»»

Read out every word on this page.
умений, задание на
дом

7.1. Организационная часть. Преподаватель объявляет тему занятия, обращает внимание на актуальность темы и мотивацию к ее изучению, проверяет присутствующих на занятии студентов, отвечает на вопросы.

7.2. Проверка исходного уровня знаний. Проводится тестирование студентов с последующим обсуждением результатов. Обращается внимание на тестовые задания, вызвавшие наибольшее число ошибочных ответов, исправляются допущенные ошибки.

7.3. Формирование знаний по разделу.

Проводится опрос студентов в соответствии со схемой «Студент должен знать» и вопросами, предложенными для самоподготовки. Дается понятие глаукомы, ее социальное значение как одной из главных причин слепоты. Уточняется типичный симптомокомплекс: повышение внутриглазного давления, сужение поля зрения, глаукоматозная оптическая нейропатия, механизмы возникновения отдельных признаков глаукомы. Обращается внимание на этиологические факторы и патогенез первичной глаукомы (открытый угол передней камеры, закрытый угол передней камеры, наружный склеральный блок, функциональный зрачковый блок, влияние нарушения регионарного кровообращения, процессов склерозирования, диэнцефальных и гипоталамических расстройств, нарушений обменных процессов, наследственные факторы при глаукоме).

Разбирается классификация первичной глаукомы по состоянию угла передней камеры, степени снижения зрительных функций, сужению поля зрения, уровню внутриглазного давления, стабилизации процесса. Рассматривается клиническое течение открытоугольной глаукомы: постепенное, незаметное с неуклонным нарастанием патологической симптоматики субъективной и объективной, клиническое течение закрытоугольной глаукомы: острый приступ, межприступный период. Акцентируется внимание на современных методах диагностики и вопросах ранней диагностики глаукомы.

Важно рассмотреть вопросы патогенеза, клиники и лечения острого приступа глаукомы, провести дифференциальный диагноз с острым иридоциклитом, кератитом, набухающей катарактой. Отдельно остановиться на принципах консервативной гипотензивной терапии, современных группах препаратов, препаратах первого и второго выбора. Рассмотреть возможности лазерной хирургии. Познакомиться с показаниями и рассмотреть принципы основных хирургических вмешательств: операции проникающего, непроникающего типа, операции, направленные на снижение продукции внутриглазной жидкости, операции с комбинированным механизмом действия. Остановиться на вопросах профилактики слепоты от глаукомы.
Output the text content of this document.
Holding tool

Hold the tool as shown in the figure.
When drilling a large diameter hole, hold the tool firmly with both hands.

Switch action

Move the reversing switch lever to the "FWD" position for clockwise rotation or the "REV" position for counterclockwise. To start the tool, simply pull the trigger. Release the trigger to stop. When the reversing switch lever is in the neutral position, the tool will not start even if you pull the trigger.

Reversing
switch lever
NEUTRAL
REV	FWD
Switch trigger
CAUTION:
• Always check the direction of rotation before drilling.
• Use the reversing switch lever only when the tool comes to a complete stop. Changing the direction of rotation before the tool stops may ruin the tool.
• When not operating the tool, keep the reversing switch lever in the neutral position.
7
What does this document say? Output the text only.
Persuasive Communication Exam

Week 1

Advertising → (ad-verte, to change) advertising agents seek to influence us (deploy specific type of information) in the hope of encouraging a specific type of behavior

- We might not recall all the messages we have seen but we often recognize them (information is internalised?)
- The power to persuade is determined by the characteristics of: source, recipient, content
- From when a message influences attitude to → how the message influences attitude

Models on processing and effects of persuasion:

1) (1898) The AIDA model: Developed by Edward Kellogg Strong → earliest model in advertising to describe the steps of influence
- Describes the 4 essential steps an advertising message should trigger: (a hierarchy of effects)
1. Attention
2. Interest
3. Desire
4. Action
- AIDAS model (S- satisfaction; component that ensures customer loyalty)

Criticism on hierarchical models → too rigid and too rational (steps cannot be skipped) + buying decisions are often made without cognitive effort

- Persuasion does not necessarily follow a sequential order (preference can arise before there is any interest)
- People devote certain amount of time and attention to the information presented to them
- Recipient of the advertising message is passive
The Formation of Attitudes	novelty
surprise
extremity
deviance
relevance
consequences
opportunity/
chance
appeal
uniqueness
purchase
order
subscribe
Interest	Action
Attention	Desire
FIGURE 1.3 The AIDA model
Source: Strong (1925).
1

««

- [PROBLEM DESCRIPTION]
Repeat the whole listing exactly, keeping every line intact.

- [RESPONSE]
Read out every word on this page.
умений, задание на
дом

7.1. Организационная часть. Преподаватель объявляет тему занятия, обращает внимание на актуальность темы и мотивацию к ее изучению, проверяет присутствующих на занятии студентов, отвечает на вопросы.

7.2. Проверка исходного уровня знаний. Проводится тестирование студентов с последующим обсуждением результатов. Обращается внимание на тестовые задания, вызвавшие наибольшее число ошибочных ответов, исправляются допущенные ошибки.

7.3. Формирование знаний по разделу.

Проводится опрос студентов в соответствии со схемой «Студент должен знать» и вопросами, предложенными для самоподготовки. Дается понятие глаукомы, ее социальное значение как одной из главных причин слепоты. Уточняется типичный симптомокомплекс: повышение внутриглазного давления, сужение поля зрения, глаукоматозная оптическая нейропатия, механизмы возникновения отдельных признаков глаукомы. Обращается внимание на этиологические факторы и патогенез первичной глаукомы (открытый угол передней камеры, закрытый угол передней камеры, наружный склеральный блок, функциональный зрачковый блок, влияние нарушения регионарного кровообращения, процессов склерозирования, диэнцефальных и гипоталамических расстройств, нарушений обменных процессов, наследственные факторы при глаукоме).

Разбирается классификация первичной глаукомы по состоянию угла передней камеры, степени снижения зрительных функций, сужению поля зрения, уровню внутриглазного давления, стабилизации процесса. Рассматривается клиническое течение открытоугольной глаукомы: постепенное, незаметное с неуклонным нарастанием патологической симптоматики субъективной и объективной, клиническое течение закрытоугольной глаукомы: острый приступ, межприступный период. Акцентируется внимание на современных методах диагностики и вопросах ранней диагностики глаукомы.

Важно рассмотреть вопросы патогенеза, клиники и лечения острого приступа глаукомы, провести дифференциальный диагноз с острым иридоциклитом, кератитом, набухающей катарактой. Отдельно остановиться на принципах консервативной гипотензивной терапии, современных группах препаратов, препаратах первого и второго выбора. Рассмотреть возможности лазерной хирургии. Познакомиться с показаниями и рассмотреть принципы основных хирургических вмешательств: операции проникающего, непроникающего типа, операции, направленные на снижение продукции внутриглазной жидкости, операции с комбинированным механизмом действия. Остановиться на вопросах профилактики слепоты от глаукомы.
Output the text content of this document.
Holding tool

Hold the tool as shown in the figure.
When drilling a large diameter hole, hold the tool firmly with both hands.

Switch action

Move the reversing switch lever to the "FWD" position for clockwise rotation or the "REV" position for counterclockwise. To start the tool, simply pull the trigger. Release the trigger to stop. When the reversing switch lever is in the neutral position, the tool will not start even if you pull the trigger.

Reversing
switch lever
NEUTRAL
REV	FWD
Switch trigger
CAUTION:
• Always check the direction of rotation before drilling.
• Use the reversing switch lever only when the tool comes to a complete stop. Changing the direction of rotation before the tool stops may ruin the tool.
• When not operating the tool, keep the reversing switch lever in the neutral position.
7
What does this document say? Output the text only.
Persuasive Communication Exam

Week 1

Advertising → (ad-verte, to change) advertising agents seek to influence us (deploy specific type of information) in the hope of encouraging a specific type of behavior

- We might not recall all the messages we have seen but we often recognize them (information is internalised?)
- The power to persuade is determined by the characteristics of: source, recipient, content
- From when a message influences attitude to → how the message influences attitude

Models on processing and effects of persuasion:

1) (1898) The AIDA model: Developed by Edward Kellogg Strong → earliest model in advertising to describe the steps of influence
- Describes the 4 essential steps an advertising message should trigger: (a hierarchy of effects)
1. Attention
2. Interest
3. Desire
4. Action
- AIDAS model (S- satisfaction; component that ensures customer loyalty)

Criticism on hierarchical models → too rigid and too rational (steps cannot be skipped) + buying decisions are often made without cognitive effort

- Persuasion does not necessarily follow a sequential order (preference can arise before there is any interest)
- People devote certain amount of time and attention to the information presented to them
- Recipient of the advertising message is passive
The Formation of Attitudes	novelty
surprise
extremity
deviance
relevance
consequences
opportunity/
chance
appeal
uniqueness
purchase
order
subscribe
Interest	Action
Attention	Desire
FIGURE 1.3 The AIDA model
Source: Strong (1925).
1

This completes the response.